| STATED TASK A |
Edit the listing from its first line up to and including the line with "The retainer clip 24 is at (334, 166).", replacing "perspective view" with "side view" and leaving everything else unchanged. Leave out the pictures.

===== DOCUMENT SECTION =====

Prepare to put page table on local nodes.

Move calling of init_mem_mapping to early_initmem_init.

Rework alloc_low_pages to alloc page table in following order:
        BRK, local node, low range

Still only load_cr3 one time, otherwise we would break xen 64bit again.

Signed-off-by: Yinghai Lu <ying...@kernel.org>
Cc: Pekka Enberg <penb...@kernel.org>
Cc: Jacob Shin <jacob.s...@amd.com>
Cc: Konrad Rzeszutek Wilk <konrad.w...@oracle.com>
---
 arch/x86/include/asm/pgtable.h |  2 +-
 arch/x86/kernel/setup.c        |  1 -
 arch/x86/mm/init.c             | 88 ++++++++++++++++++++++++++----------------
 arch/x86/mm/numa.c             | 24 ++++++++++++
 4 files changed, 79 insertions(+), 36 deletions(-)

diff --git a/arch/x86/include/asm/pgtable.h b/arch/x86/include/asm/pgtable.h
index 1e67223..868687c 100644
--- a/arch/x86/include/asm/pgtable.h
+++ b/arch/x86/include/asm/pgtable.h
@@ -621,7 +621,7 @@ static inline int pgd_none(pgd_t pgd)
 #ifndef __ASSEMBLY__
 
 extern int direct_gbpages;
-void init_mem_mapping(void);
+void init_mem_mapping(unsigned long begin, unsigned long end);
 void early_alloc_pgt_buf(void);
 
 /* local pte updates need not use xchg for locking */
diff --git a/arch/x86/kernel/setup.c b/arch/x86/kernel/setup.c
index 6ef3fa2..67ef4bc 100644
--- a/arch/x86/kernel/setup.c
+++ b/arch/x86/kernel/setup.c
@@ -1105,7 +1105,6 @@ void __init setup_arch(char **cmdline_p)

=====

| STATED TASK B |
Resume the patch on preparing page tables for local nodes, starting right after its last line.

===== TASK DATA =====

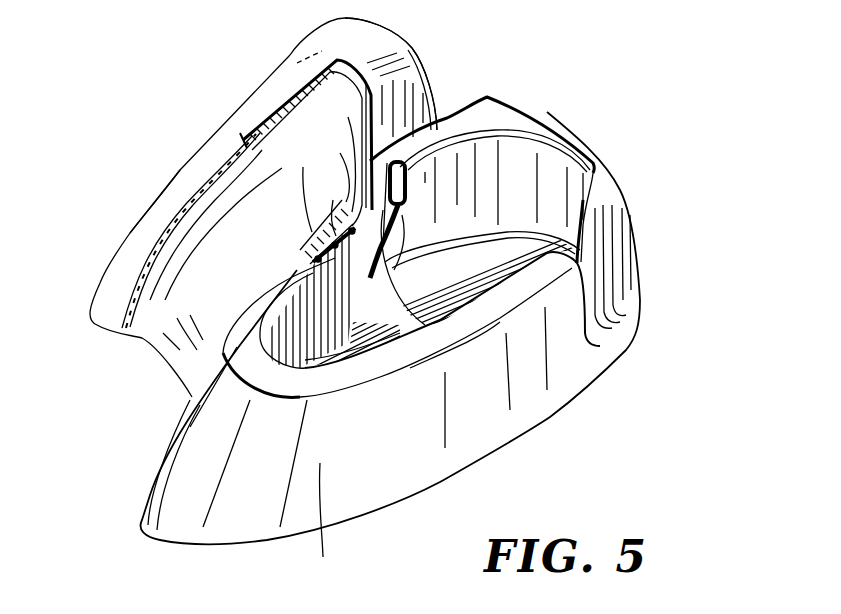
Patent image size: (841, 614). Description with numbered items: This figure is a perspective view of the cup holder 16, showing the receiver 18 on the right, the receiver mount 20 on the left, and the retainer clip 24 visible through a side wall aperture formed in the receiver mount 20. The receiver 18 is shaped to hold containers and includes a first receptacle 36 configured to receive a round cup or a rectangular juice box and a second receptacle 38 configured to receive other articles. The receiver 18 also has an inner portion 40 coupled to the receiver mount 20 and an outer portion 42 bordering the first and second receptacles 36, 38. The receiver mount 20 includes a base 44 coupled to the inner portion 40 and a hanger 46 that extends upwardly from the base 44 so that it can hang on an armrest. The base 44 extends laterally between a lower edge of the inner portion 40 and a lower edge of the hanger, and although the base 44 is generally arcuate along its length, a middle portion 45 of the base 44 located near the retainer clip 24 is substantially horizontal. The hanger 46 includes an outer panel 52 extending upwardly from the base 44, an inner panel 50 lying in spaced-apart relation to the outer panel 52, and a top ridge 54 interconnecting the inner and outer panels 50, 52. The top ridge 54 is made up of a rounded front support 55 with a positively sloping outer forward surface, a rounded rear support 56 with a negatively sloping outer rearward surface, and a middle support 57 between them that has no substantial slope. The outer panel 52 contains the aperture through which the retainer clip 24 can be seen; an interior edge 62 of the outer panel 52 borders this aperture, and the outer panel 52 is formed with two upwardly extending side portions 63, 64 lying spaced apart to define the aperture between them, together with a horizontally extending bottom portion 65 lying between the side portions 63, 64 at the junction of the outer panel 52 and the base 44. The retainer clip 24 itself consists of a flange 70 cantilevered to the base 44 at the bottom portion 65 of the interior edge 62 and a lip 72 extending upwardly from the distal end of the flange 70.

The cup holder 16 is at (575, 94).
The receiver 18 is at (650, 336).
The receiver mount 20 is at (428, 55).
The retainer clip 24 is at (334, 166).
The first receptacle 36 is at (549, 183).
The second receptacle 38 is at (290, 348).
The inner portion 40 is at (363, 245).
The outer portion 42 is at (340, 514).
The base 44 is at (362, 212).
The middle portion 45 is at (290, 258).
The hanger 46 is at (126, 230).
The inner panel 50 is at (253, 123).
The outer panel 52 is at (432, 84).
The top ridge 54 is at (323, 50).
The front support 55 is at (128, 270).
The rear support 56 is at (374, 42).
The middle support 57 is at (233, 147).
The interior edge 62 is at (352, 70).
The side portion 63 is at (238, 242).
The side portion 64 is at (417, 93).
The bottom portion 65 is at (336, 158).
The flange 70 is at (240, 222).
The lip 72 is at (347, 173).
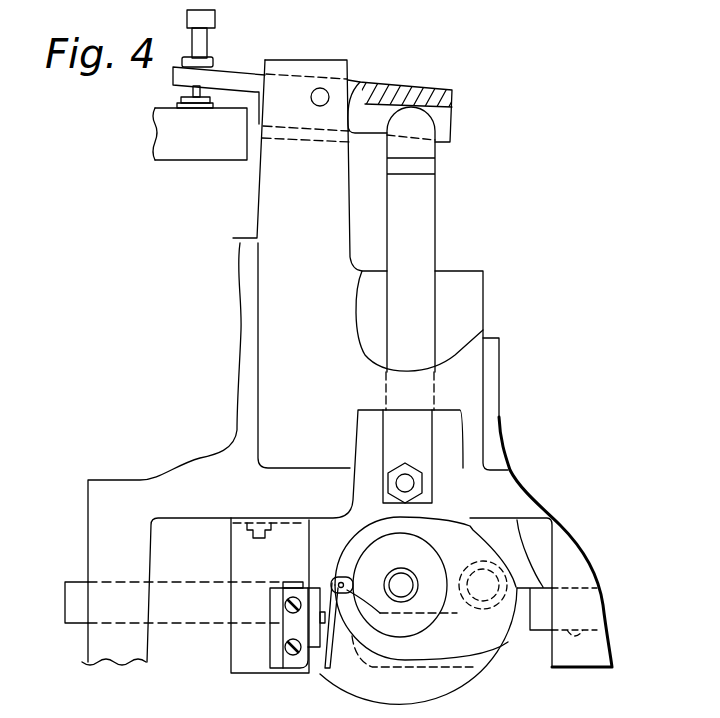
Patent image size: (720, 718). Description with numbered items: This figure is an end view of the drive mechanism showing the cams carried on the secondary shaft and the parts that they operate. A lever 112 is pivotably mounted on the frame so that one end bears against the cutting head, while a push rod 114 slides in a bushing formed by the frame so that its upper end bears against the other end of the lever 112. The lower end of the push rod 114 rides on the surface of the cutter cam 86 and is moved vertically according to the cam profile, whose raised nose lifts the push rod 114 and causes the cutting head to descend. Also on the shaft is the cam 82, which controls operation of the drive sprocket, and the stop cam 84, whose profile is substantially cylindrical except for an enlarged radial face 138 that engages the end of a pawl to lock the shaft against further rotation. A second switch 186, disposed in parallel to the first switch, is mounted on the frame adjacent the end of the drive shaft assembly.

=====

| EXERCISE ANSWER A |
Patent image size: (841, 614). Description with numbered items: This figure is a side view of the cup holder 16, showing the receiver 18 on the right, the receiver mount 20 on the left, and the retainer clip 24 visible through a side wall aperture formed in the receiver mount 20. The receiver 18 is shaped to hold containers and includes a first receptacle 36 configured to receive a round cup or a rectangular juice box and a second receptacle 38 configured to receive other articles. The receiver 18 also has an inner portion 40 coupled to the receiver mount 20 and an outer portion 42 bordering the first and second receptacles 36, 38. The receiver mount 20 includes a base 44 coupled to the inner portion 40 and a hanger 46 that extends upwardly from the base 44 so that it can hang on an armrest. The base 44 extends laterally between a lower edge of the inner portion 40 and a lower edge of the hanger, and although the base 44 is generally arcuate along its length, a middle portion 45 of the base 44 located near the retainer clip 24 is substantially horizontal. The hanger 46 includes an outer panel 52 extending upwardly from the base 44, an inner panel 50 lying in spaced-apart relation to the outer panel 52, and a top ridge 54 interconnecting the inner and outer panels 50, 52. The top ridge 54 is made up of a rounded front support 55 with a positively sloping outer forward surface, a rounded rear support 56 with a negatively sloping outer rearward surface, and a middle support 57 between them that has no substantial slope. The outer panel 52 contains the aperture through which the retainer clip 24 can be seen; an interior edge 62 of the outer panel 52 borders this aperture, and the outer panel 52 is formed with two upwardly extending side portions 63, 64 lying spaced apart to define the aperture between them, together with a horizontally extending bottom portion 65 lying between the side portions 63, 64 at the junction of the outer panel 52 and the base 44. The retainer clip 24 itself consists of a flange 70 cantilevered to the base 44 at the bottom portion 65 of the interior edge 62 and a lip 72 extending upwardly from the distal end of the flange 70.

The cup holder 16 is at (575, 94).
The receiver 18 is at (650, 336).
The receiver mount 20 is at (428, 55).
The retainer clip 24 is at (334, 166).

| EXERCISE ANSWER B |
        acpi_boot_table_init();
        early_acpi_boot_init();
        early_initmem_init();
-       init_mem_mapping();
        memblock.current_limit = get_max_mapped();
        early_trap_pf_init();
 
diff --git a/arch/x86/mm/init.c b/arch/x86/mm/init.c
index 2754e45..8a03283 100644
--- a/arch/x86/mm/init.c
+++ b/arch/x86/mm/init.c
@@ -24,7 +24,10 @@ static unsigned long __initdata pgt_buf_start;
 static unsigned long __initdata pgt_buf_end;
 static unsigned long __initdata pgt_buf_top;
 
-static unsigned long min_pfn_mapped;
+static unsigned long low_min_pfn_mapped;
+static unsigned long low_max_pfn_mapped;
+static unsigned long local_min_pfn_mapped;
+static unsigned long local_max_pfn_mapped;
 
 static bool __initdata can_use_brk_pgt = true;
 
@@ -52,10 +55,17 @@ __ref void *alloc_low_pages(unsigned int num)
 
        if ((pgt_buf_end + num) > pgt_buf_top || !can_use_brk_pgt) {
                unsigned long ret;
-               if (min_pfn_mapped >= max_pfn_mapped)
-                       panic("alloc_low_page: ran out of memory");
-               ret = memblock_find_in_range(min_pfn_mapped << PAGE_SHIFT,
-                                       max_pfn_mapped << PAGE_SHIFT,
+               if (local_min_pfn_mapped >= local_max_pfn_mapped) {
+                       if (low_min_pfn_mapped >= low_max_pfn_mapped)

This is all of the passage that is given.